■ **EXERCISE AIM**:
Filter the listing and keep only the lines with the word "INDEX".

■ **LISTED RECORDS**:

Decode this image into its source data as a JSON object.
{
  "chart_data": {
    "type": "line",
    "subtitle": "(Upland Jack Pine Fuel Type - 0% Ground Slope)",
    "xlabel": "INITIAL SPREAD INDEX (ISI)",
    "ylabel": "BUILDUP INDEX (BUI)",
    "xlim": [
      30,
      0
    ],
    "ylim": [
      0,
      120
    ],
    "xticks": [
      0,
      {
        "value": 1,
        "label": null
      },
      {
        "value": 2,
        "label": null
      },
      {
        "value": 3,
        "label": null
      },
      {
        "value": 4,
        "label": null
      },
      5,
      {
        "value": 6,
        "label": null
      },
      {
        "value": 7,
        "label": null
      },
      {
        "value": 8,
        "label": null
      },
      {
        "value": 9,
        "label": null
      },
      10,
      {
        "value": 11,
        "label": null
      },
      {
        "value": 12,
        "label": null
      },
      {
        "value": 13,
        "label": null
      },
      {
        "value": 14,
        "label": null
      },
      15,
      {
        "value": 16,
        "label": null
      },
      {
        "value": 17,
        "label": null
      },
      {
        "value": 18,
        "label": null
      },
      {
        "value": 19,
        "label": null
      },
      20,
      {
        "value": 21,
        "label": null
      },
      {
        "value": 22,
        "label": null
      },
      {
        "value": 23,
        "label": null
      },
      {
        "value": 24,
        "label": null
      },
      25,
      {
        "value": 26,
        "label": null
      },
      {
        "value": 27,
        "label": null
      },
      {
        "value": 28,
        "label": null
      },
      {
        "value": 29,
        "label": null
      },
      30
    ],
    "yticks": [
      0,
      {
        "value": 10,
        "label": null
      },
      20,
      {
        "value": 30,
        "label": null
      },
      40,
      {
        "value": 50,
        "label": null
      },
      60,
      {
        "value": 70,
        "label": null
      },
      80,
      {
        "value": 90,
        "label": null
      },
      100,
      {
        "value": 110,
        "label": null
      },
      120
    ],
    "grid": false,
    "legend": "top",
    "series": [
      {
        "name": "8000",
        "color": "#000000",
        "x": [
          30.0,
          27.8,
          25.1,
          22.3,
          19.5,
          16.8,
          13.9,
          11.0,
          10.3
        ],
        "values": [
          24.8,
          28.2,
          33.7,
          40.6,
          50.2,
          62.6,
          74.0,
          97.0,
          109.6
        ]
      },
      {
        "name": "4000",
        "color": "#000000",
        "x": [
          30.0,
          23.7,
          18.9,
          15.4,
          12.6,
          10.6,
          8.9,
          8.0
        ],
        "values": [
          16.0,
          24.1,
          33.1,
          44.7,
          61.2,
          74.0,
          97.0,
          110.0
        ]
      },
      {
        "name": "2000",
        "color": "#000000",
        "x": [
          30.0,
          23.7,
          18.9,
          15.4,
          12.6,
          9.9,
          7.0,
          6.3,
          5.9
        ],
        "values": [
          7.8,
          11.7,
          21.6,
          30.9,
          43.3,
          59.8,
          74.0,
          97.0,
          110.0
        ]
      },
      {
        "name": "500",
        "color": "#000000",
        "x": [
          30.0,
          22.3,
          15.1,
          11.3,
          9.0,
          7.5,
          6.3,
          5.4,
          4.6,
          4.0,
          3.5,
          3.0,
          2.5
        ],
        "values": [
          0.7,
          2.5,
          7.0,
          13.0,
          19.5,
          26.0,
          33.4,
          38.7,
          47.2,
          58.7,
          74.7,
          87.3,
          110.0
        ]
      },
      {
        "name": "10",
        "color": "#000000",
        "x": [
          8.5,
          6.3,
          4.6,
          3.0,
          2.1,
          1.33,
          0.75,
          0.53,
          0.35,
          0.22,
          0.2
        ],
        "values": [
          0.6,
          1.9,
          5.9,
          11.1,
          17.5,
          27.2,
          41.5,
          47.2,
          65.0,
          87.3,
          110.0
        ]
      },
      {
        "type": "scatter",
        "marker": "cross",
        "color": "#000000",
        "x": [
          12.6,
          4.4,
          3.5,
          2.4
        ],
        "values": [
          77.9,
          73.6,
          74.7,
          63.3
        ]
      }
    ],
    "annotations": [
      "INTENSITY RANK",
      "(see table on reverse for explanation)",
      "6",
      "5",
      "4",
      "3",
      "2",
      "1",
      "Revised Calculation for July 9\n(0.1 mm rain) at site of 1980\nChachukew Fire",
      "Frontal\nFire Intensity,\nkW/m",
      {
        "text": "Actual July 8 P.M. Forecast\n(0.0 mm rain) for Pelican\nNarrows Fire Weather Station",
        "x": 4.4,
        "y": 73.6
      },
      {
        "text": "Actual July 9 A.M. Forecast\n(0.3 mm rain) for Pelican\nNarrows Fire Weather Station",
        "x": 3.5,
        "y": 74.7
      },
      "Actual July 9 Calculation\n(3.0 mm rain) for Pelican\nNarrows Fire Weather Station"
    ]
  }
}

■ **OUTPUT**:
    "xlabel": "INITIAL SPREAD INDEX (ISI)",
    "ylabel": "BUILDUP INDEX (BUI)",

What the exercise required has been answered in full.